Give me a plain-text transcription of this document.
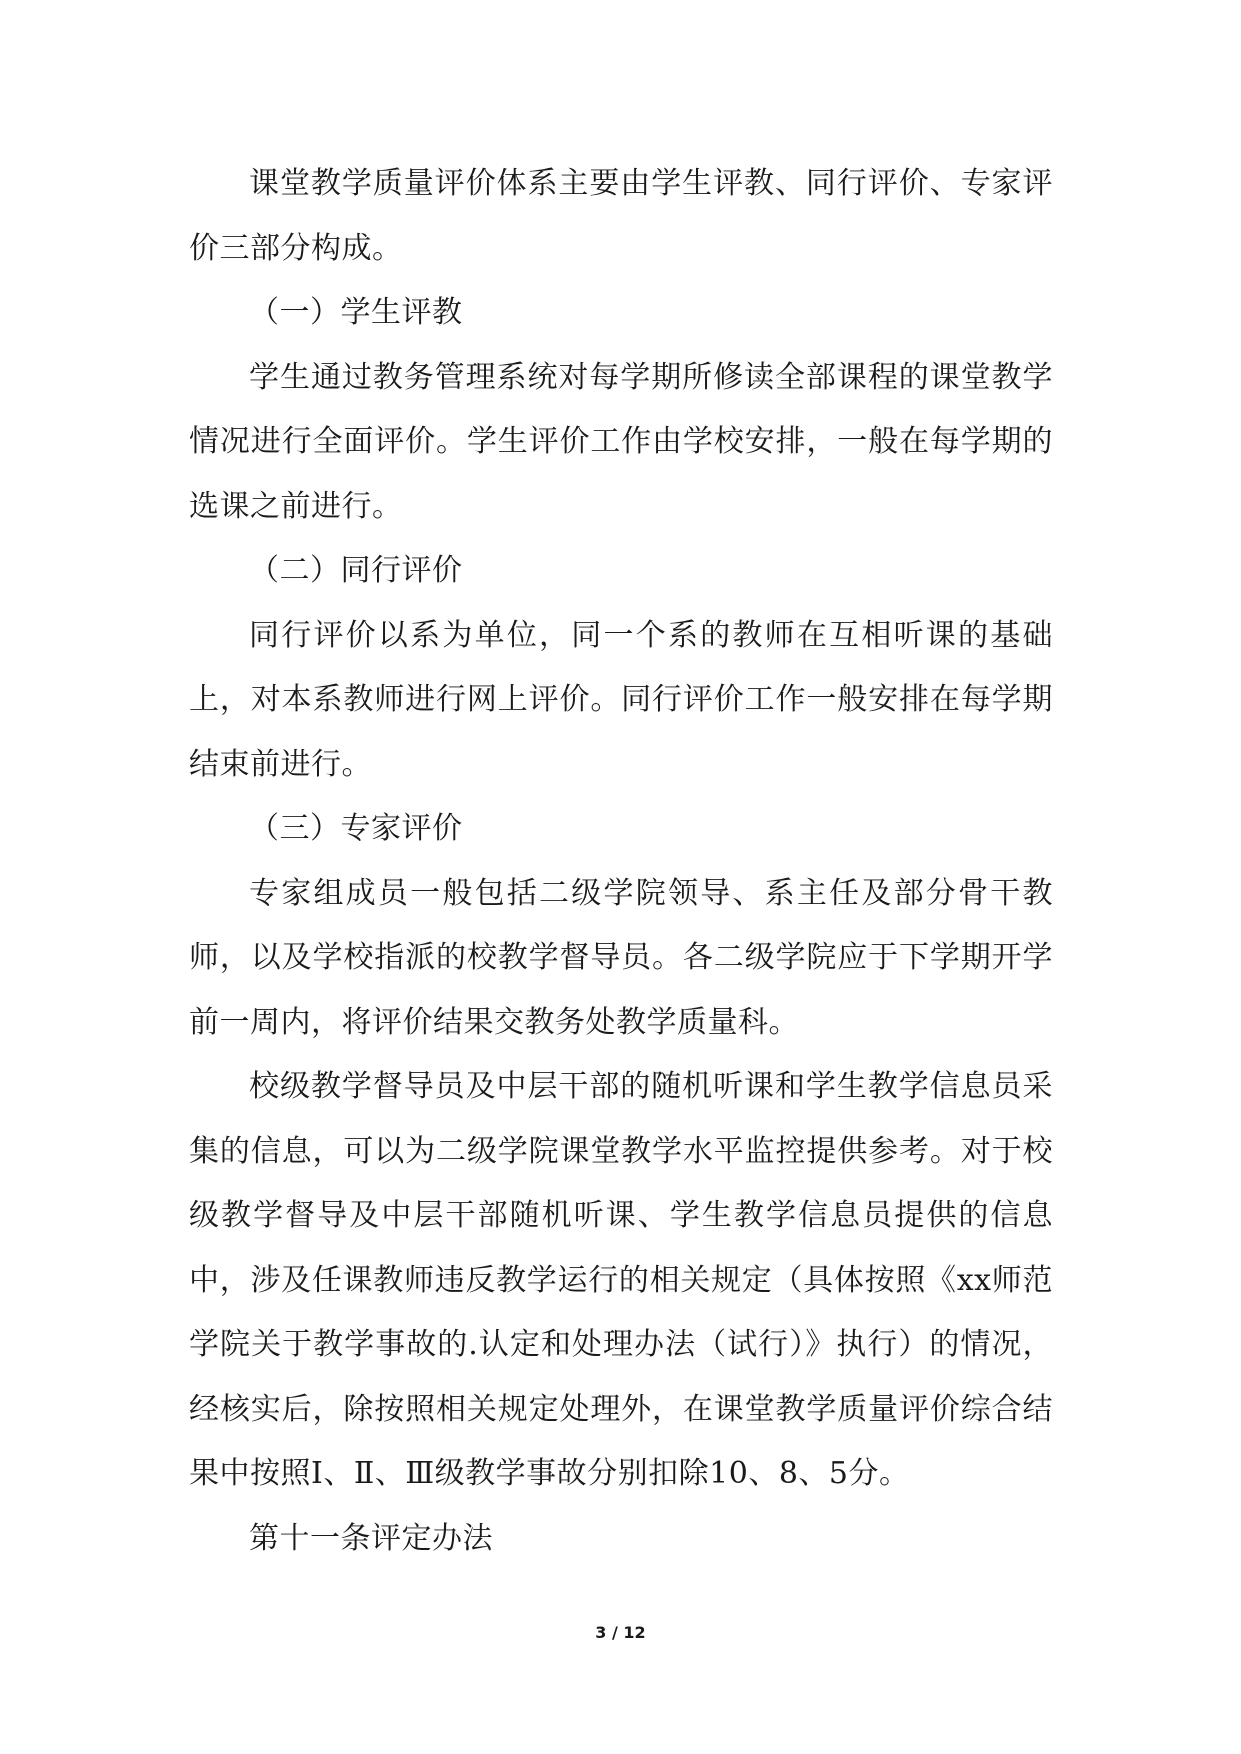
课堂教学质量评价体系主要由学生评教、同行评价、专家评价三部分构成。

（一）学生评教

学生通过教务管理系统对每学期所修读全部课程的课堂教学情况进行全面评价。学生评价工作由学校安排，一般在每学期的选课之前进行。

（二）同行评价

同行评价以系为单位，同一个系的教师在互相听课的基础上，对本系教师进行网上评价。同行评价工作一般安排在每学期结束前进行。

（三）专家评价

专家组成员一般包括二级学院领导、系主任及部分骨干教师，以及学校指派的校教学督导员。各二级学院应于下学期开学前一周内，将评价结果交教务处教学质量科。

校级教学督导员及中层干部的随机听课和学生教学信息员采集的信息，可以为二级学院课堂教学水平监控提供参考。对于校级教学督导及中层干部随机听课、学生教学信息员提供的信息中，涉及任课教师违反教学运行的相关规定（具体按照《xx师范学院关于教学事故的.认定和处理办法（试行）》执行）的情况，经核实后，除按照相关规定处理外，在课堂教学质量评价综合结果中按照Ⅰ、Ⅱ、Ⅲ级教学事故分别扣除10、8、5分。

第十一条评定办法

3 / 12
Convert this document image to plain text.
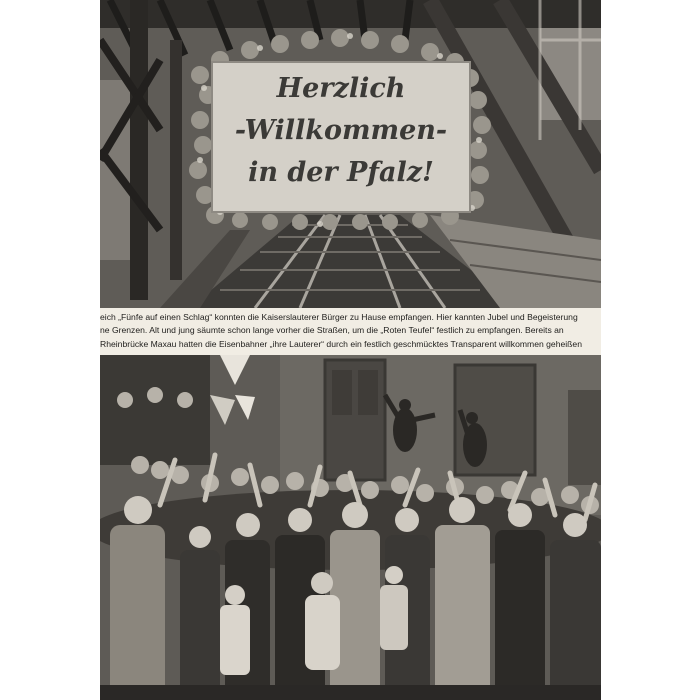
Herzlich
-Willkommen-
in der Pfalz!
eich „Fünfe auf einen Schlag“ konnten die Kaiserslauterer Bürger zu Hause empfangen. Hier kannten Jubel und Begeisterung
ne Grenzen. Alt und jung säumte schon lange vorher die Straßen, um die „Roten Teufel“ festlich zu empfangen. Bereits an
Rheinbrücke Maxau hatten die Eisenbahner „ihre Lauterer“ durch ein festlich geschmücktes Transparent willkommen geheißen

§ What needs to be done: Without the pictures, print the whole listing exactly as given.

§ Right answer:
Give me a plain-text transcription of this document.
课堂教学质量评价体系主要由学生评教、同行评价、专家评价三部分构成。

（一）学生评教

学生通过教务管理系统对每学期所修读全部课程的课堂教学情况进行全面评价。学生评价工作由学校安排，一般在每学期的选课之前进行。

（二）同行评价

同行评价以系为单位，同一个系的教师在互相听课的基础上，对本系教师进行网上评价。同行评价工作一般安排在每学期结束前进行。

（三）专家评价

专家组成员一般包括二级学院领导、系主任及部分骨干教师，以及学校指派的校教学督导员。各二级学院应于下学期开学前一周内，将评价结果交教务处教学质量科。

校级教学督导员及中层干部的随机听课和学生教学信息员采集的信息，可以为二级学院课堂教学水平监控提供参考。对于校级教学督导及中层干部随机听课、学生教学信息员提供的信息中，涉及任课教师违反教学运行的相关规定（具体按照《xx师范学院关于教学事故的.认定和处理办法（试行）》执行）的情况，经核实后，除按照相关规定处理外，在课堂教学质量评价综合结果中按照Ⅰ、Ⅱ、Ⅲ级教学事故分别扣除10、8、5分。

第十一条评定办法

3 / 12
Convert this document image to plain text.
Herzlich
-Willkommen-
in der Pfalz!
eich „Fünfe auf einen Schlag“ konnten die Kaiserslauterer Bürger zu Hause empfangen. Hier kannten Jubel und Begeisterung
ne Grenzen. Alt und jung säumte schon lange vorher die Straßen, um die „Roten Teufel“ festlich zu empfangen. Bereits an
Rheinbrücke Maxau hatten die Eisenbahner „ihre Lauterer“ durch ein festlich geschmücktes Transparent willkommen geheißen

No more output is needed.